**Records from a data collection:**
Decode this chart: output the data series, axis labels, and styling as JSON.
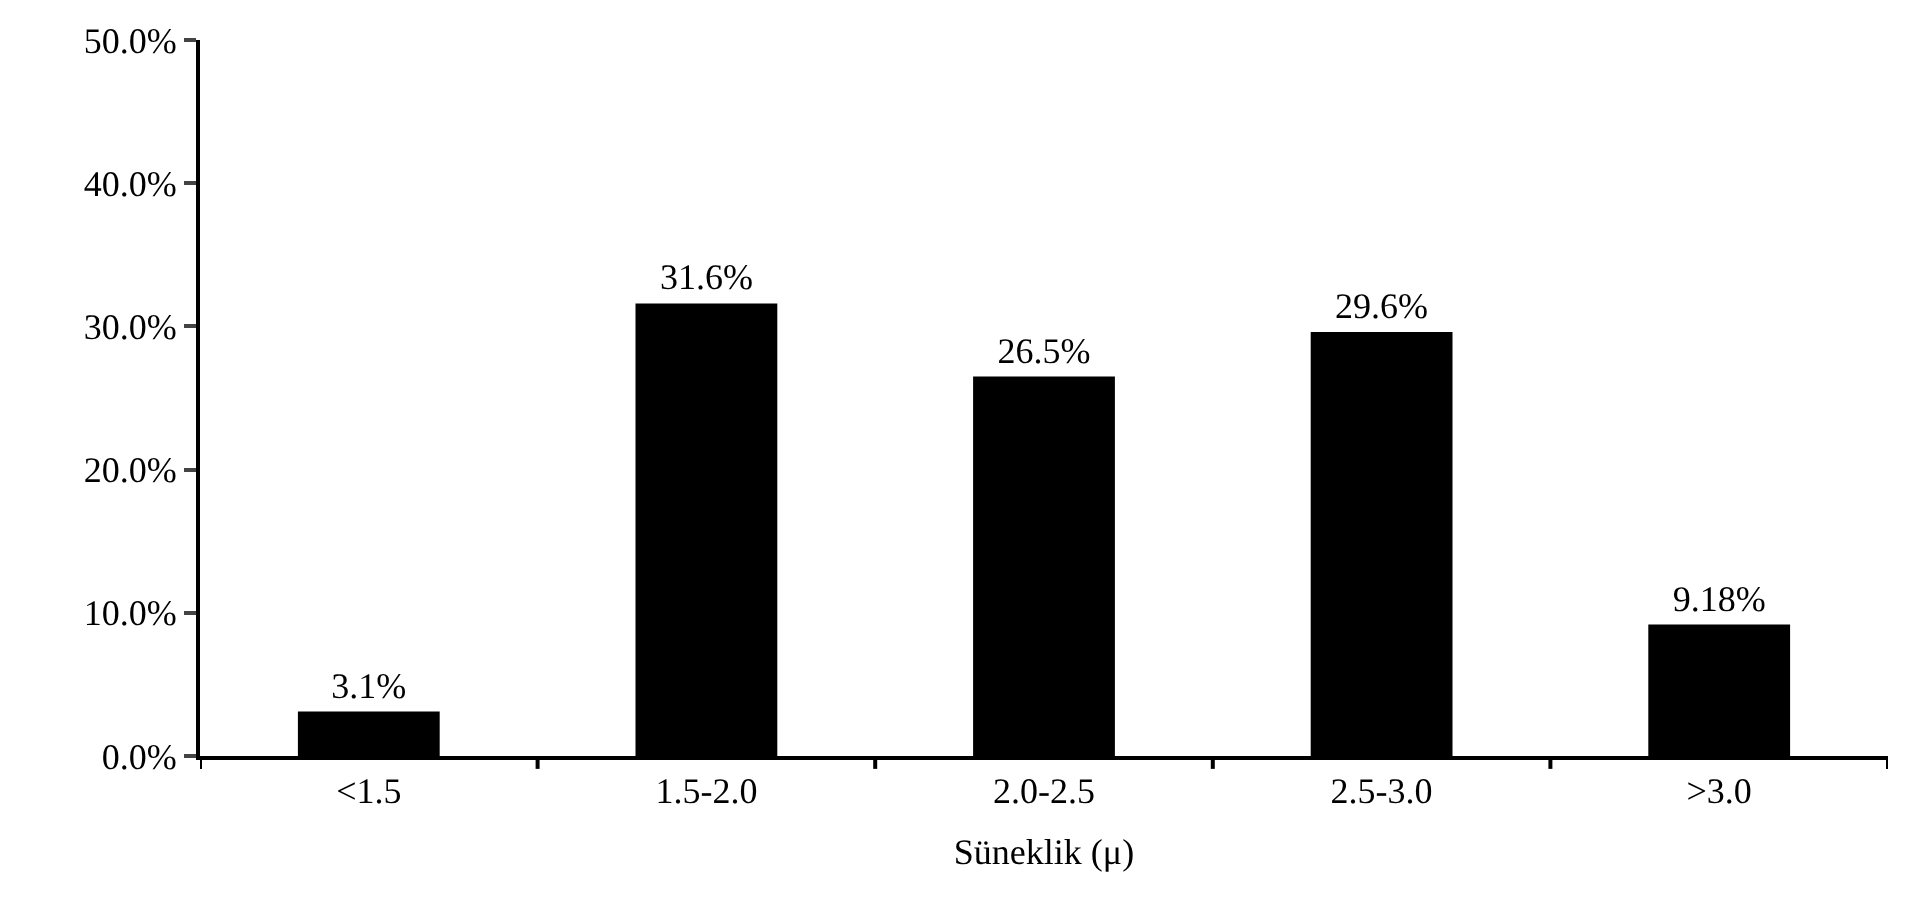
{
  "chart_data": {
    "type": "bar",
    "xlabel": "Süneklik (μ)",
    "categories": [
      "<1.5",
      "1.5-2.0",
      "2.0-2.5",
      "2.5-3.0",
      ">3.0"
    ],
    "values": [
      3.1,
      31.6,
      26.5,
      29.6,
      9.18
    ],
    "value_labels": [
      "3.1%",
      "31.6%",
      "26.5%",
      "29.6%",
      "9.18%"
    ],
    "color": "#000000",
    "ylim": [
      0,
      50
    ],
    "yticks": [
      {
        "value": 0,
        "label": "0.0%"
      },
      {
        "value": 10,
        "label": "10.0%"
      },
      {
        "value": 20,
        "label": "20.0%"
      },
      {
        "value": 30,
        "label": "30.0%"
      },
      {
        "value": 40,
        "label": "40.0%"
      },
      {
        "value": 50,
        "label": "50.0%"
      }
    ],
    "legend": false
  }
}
--
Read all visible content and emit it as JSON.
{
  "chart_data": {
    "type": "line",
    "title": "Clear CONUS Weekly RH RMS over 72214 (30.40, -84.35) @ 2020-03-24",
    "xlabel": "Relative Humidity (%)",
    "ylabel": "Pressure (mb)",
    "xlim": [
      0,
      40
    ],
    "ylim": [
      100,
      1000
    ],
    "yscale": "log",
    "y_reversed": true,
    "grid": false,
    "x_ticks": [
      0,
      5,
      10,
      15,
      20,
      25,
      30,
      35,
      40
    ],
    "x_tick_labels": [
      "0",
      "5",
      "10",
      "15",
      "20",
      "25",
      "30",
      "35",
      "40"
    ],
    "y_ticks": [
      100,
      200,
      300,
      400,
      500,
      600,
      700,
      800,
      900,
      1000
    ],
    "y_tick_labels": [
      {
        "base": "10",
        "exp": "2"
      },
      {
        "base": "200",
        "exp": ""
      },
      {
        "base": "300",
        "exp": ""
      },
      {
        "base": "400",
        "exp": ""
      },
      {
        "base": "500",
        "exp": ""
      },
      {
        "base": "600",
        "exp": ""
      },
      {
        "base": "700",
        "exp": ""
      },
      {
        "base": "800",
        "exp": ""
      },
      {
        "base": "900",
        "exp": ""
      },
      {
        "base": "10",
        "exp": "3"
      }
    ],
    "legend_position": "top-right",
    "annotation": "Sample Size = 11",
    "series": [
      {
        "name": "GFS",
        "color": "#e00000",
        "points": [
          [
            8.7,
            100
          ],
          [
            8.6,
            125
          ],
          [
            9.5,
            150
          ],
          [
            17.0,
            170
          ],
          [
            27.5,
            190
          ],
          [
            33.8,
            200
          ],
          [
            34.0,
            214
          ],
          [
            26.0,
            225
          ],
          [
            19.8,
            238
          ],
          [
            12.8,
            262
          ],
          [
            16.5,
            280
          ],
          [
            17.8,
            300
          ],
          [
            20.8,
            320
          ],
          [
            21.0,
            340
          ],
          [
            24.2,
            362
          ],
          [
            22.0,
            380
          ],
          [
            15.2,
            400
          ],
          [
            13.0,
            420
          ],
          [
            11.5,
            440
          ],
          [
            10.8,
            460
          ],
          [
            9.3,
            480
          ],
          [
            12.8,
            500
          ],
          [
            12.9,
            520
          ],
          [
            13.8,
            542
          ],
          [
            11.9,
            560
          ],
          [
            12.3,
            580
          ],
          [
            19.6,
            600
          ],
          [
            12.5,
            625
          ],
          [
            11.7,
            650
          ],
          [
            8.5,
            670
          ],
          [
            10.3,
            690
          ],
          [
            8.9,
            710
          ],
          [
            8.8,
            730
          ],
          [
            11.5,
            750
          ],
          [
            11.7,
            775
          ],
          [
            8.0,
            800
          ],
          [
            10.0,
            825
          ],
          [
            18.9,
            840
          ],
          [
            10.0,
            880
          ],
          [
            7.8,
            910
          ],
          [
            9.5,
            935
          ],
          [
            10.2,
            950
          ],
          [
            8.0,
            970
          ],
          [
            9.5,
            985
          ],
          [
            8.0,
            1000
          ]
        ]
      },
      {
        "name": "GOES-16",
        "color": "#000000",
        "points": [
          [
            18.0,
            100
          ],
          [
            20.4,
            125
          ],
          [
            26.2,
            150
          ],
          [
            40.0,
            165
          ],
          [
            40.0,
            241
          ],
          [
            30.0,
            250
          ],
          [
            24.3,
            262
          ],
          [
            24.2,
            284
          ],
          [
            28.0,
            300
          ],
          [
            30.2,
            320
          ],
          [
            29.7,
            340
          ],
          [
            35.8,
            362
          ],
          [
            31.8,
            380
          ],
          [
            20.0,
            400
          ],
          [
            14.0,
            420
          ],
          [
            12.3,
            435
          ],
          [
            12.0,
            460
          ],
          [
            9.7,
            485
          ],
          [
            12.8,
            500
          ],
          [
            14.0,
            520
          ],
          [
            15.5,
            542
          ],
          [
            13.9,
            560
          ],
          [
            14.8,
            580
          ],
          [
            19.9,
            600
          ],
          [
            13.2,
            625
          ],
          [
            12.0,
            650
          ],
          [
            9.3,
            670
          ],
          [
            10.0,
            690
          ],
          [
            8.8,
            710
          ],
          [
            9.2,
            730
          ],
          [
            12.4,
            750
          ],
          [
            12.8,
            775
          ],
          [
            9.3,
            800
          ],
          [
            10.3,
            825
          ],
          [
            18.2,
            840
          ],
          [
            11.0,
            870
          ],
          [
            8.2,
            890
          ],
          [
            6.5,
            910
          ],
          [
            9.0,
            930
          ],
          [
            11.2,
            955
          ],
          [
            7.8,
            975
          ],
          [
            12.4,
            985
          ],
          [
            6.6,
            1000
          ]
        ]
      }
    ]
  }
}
--
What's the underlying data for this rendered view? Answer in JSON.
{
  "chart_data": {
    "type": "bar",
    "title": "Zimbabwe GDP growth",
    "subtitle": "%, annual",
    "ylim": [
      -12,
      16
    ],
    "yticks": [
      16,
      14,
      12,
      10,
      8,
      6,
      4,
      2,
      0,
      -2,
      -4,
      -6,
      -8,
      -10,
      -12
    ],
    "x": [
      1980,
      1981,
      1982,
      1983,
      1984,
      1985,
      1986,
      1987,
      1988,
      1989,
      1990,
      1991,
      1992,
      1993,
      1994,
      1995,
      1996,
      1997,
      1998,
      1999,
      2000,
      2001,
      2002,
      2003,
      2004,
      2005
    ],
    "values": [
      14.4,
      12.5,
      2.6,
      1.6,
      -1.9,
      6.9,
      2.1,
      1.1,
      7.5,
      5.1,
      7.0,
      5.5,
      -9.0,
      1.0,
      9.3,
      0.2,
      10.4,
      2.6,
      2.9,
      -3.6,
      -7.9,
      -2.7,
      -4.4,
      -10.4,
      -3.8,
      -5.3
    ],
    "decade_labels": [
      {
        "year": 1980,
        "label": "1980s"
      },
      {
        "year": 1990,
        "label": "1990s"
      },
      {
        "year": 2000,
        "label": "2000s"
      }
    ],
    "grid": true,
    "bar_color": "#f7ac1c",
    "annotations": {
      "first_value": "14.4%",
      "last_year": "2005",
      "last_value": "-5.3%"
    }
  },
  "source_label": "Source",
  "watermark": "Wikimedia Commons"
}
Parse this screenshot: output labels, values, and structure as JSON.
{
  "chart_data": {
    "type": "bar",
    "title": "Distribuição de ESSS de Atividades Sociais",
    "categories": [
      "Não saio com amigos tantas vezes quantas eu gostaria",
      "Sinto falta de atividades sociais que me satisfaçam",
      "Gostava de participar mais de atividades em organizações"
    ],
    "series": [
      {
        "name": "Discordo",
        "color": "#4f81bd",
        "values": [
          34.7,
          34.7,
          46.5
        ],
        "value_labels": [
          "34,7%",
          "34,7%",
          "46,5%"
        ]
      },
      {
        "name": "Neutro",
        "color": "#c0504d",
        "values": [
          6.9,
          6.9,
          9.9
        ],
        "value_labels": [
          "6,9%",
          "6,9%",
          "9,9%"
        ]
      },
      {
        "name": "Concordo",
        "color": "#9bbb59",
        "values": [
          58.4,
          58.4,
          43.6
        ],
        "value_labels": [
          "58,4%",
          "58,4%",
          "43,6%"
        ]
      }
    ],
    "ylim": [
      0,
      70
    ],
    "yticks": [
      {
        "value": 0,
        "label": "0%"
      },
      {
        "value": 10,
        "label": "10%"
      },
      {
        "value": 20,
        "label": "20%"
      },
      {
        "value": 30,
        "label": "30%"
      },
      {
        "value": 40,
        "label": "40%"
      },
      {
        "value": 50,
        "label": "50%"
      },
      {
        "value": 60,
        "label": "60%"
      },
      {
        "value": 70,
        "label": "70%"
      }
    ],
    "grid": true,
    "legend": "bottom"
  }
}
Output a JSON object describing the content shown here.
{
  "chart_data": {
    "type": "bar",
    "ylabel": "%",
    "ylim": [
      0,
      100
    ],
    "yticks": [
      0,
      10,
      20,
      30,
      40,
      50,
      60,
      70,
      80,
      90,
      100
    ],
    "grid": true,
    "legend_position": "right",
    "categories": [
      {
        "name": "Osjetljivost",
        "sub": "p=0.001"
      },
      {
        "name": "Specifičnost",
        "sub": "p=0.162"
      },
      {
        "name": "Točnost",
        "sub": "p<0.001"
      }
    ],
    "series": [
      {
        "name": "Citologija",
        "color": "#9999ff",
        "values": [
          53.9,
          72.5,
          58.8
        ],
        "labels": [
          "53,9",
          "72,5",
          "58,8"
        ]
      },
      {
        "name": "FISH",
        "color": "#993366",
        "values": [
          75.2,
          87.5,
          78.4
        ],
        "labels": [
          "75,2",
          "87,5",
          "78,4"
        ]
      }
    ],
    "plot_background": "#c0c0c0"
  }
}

**TASK STATEMENT:** Lines containing "name" are to be counted. State the total and add nothing.

**RESULT:** 10